* SUPPLIED MATERIAL *
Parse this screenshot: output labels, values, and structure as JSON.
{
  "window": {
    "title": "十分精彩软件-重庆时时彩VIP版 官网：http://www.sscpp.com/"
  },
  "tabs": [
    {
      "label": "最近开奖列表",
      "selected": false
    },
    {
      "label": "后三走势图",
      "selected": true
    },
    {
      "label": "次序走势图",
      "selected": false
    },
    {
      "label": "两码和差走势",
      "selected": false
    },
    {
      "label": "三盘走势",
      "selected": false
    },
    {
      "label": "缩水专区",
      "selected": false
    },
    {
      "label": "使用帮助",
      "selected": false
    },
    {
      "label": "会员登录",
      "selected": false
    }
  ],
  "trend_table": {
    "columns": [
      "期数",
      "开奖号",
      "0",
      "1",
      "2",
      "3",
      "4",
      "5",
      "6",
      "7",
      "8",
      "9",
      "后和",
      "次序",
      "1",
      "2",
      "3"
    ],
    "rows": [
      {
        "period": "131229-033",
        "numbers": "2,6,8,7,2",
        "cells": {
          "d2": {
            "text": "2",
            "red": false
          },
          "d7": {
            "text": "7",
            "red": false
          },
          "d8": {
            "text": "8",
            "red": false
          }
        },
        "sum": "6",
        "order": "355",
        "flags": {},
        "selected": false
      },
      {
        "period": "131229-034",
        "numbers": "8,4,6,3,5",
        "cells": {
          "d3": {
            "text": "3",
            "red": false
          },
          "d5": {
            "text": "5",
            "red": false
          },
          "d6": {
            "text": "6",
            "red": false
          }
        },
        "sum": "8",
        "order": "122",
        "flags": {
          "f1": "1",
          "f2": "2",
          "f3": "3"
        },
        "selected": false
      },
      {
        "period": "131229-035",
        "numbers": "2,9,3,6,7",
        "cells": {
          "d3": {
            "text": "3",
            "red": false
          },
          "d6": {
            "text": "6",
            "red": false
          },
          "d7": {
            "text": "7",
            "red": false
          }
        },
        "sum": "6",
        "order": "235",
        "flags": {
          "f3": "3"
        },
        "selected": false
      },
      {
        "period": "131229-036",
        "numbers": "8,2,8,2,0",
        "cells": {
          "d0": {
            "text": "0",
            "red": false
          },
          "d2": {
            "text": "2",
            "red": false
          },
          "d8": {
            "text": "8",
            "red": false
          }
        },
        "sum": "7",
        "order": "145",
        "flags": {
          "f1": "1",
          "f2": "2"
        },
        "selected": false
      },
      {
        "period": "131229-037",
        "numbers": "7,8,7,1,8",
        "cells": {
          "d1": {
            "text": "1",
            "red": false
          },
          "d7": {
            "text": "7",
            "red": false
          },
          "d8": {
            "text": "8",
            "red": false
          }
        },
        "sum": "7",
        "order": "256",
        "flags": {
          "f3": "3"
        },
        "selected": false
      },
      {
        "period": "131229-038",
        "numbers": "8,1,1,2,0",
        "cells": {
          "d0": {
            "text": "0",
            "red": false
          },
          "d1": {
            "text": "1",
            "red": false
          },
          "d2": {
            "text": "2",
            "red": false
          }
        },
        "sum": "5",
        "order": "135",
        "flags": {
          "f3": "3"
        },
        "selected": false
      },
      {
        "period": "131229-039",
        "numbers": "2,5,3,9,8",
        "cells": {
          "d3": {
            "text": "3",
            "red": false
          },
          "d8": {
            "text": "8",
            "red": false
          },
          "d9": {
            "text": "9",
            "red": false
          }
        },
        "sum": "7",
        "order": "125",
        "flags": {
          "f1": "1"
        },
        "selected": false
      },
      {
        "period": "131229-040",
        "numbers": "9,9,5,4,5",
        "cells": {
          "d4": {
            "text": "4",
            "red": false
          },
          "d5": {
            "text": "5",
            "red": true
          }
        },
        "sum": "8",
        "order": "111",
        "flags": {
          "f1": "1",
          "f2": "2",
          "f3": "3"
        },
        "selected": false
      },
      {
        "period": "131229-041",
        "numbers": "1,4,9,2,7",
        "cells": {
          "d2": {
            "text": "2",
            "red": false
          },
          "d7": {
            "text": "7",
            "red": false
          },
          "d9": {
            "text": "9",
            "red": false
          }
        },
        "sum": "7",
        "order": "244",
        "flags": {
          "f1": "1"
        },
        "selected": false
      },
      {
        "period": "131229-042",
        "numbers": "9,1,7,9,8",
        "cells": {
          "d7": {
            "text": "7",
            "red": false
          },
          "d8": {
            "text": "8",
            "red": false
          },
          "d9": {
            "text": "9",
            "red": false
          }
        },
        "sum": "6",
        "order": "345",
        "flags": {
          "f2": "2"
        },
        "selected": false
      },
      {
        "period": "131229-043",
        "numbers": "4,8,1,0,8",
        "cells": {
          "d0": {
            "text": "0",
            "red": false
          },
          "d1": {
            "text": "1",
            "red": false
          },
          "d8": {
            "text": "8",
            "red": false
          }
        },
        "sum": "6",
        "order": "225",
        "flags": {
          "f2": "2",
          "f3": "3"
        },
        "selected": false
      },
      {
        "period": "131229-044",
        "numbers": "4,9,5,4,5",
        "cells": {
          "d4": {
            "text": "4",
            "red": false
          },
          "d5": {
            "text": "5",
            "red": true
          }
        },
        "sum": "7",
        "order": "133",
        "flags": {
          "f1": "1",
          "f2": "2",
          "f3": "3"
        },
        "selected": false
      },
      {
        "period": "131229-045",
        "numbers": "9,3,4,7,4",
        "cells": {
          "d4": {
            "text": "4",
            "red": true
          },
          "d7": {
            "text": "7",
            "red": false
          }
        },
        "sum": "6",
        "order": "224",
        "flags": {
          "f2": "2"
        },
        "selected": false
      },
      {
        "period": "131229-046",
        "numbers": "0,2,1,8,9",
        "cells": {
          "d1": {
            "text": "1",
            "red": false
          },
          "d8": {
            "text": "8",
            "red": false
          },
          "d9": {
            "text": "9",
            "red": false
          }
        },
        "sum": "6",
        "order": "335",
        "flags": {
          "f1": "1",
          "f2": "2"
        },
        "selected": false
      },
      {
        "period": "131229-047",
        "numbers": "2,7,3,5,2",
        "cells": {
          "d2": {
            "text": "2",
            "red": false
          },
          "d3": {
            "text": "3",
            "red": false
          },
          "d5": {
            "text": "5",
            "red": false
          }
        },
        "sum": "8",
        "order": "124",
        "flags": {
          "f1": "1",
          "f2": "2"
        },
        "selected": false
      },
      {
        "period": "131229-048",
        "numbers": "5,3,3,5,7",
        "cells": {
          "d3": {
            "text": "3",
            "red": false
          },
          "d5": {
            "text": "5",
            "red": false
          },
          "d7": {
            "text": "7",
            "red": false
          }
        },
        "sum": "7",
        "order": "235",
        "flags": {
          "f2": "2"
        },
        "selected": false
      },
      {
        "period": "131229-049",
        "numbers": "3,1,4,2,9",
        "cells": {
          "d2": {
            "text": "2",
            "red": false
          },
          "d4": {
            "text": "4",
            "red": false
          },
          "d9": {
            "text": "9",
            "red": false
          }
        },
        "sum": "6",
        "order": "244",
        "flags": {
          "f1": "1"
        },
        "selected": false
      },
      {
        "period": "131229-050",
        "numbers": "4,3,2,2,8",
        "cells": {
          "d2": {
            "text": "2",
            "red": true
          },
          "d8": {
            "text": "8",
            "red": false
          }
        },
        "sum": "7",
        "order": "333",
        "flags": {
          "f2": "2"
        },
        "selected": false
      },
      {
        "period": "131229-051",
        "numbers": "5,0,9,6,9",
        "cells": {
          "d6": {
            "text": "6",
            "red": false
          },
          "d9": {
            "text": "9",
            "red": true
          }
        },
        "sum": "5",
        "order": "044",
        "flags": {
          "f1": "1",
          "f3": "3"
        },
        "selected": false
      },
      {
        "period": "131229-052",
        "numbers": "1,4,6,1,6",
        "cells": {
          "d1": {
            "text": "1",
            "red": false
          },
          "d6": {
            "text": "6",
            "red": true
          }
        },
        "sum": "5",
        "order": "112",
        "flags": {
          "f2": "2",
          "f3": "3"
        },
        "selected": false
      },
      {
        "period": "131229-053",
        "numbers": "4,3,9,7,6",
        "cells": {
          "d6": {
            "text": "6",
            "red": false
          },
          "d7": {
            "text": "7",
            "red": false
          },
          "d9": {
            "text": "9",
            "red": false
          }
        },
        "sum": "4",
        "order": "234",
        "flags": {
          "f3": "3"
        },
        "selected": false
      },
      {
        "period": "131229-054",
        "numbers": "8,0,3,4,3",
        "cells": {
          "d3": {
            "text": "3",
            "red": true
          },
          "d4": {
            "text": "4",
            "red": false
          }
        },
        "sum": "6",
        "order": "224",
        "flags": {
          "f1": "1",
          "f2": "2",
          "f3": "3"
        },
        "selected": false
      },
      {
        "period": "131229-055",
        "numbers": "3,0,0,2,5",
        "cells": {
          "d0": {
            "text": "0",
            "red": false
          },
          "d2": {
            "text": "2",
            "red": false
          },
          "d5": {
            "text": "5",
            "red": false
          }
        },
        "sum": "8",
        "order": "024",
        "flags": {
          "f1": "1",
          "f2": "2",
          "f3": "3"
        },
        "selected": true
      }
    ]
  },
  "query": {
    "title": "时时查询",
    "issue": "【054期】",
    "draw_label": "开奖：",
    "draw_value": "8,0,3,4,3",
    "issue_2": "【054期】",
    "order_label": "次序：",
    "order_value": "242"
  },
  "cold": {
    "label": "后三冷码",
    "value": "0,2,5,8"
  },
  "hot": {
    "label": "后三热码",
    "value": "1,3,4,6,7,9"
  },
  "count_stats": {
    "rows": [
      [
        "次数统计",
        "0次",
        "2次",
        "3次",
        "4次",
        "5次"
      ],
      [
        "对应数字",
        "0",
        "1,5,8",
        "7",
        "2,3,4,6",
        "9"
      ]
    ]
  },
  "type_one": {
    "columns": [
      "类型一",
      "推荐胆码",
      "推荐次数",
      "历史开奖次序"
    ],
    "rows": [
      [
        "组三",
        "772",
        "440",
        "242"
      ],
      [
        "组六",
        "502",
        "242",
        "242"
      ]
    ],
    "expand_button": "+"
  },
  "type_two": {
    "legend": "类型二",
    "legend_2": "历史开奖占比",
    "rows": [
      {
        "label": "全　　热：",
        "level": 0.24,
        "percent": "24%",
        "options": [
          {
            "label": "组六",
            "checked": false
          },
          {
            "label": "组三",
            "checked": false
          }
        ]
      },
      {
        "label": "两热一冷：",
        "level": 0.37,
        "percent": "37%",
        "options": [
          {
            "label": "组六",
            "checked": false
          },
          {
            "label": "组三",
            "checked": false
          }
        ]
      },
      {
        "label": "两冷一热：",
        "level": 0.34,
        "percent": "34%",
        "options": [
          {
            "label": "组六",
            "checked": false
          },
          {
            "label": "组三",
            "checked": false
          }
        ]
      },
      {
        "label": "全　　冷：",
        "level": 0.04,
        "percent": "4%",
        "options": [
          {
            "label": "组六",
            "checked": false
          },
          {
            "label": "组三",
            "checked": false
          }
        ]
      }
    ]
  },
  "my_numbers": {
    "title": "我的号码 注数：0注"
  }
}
---
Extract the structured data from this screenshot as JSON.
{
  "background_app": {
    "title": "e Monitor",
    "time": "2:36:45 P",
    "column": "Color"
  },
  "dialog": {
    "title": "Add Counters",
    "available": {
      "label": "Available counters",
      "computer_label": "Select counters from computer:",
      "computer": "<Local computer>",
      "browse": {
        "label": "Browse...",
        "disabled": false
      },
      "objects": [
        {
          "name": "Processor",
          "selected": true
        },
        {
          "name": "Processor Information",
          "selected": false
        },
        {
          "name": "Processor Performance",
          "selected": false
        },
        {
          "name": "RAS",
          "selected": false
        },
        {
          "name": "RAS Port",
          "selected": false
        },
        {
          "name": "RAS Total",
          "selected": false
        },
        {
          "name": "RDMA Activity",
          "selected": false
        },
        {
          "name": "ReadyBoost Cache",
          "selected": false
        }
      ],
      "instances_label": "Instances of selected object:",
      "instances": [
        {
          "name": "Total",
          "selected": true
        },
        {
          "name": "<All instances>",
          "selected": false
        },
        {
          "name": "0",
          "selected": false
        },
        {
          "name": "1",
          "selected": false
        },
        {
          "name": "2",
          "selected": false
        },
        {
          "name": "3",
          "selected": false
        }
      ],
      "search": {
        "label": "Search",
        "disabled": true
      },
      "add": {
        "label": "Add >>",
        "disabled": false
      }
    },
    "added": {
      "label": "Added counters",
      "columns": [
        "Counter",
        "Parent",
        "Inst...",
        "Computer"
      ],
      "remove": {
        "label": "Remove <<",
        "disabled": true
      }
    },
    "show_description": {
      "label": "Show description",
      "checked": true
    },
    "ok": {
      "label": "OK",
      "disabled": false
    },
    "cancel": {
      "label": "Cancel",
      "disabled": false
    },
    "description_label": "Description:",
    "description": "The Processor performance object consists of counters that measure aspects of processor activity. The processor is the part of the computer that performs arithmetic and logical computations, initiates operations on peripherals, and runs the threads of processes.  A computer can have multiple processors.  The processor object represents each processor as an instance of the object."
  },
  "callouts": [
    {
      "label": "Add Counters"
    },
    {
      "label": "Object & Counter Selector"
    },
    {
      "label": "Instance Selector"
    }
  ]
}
---
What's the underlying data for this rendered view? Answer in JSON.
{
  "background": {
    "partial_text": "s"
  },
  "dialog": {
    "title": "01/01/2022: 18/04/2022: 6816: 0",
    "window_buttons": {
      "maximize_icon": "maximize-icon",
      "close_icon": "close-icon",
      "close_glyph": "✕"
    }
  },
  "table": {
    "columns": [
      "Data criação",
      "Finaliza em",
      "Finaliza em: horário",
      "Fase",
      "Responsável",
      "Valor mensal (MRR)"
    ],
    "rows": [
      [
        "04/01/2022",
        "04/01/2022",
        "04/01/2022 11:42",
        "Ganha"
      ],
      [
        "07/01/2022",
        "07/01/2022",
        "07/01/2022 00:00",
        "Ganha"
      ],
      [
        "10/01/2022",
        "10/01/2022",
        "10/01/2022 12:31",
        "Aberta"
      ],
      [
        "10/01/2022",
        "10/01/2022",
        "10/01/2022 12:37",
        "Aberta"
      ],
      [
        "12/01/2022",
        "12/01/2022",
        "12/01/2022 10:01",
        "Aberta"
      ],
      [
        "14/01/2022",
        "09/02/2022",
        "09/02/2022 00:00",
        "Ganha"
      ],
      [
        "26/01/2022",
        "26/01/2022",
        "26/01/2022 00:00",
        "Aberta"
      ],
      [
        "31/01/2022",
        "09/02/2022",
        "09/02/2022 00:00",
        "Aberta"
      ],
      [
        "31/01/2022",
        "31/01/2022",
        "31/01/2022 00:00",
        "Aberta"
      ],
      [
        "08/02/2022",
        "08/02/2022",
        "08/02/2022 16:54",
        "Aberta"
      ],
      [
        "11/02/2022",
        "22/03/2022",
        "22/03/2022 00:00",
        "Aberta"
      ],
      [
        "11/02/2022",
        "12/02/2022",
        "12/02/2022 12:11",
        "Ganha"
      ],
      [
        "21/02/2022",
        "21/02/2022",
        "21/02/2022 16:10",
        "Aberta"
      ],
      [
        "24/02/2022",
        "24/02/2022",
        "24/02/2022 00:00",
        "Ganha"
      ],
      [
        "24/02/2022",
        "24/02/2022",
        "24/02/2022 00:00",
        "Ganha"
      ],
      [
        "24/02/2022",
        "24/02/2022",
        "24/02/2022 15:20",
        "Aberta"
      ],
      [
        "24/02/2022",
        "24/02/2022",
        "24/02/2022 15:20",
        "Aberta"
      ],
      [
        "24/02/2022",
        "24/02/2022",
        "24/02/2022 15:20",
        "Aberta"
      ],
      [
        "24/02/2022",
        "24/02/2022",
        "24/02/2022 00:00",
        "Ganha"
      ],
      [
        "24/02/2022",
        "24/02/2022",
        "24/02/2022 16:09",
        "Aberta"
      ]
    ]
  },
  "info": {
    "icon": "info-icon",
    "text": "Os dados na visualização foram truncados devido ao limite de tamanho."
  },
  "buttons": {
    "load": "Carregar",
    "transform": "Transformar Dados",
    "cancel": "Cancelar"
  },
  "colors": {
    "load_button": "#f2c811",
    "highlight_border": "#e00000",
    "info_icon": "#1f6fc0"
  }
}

* DIRECTIONS FOR THIS TASK *
Your reply is one number: how many lines of the records above contain the word "from".

* RESULT BELOW *
2